== Aim ==
State how many lines in the listing below include the word "Password". Give nothing but the number.

== Entries ==
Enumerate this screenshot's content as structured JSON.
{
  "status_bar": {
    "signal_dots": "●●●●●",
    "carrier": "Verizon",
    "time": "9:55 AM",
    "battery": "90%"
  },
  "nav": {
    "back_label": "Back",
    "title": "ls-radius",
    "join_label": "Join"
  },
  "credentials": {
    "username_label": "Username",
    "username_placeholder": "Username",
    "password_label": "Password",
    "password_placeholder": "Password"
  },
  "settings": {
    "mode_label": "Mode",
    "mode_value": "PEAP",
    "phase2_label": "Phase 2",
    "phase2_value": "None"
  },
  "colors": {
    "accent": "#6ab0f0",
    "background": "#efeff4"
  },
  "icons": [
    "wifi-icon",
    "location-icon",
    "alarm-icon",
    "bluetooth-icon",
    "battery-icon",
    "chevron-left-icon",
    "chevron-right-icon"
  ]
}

== Reply to the exercise ==
2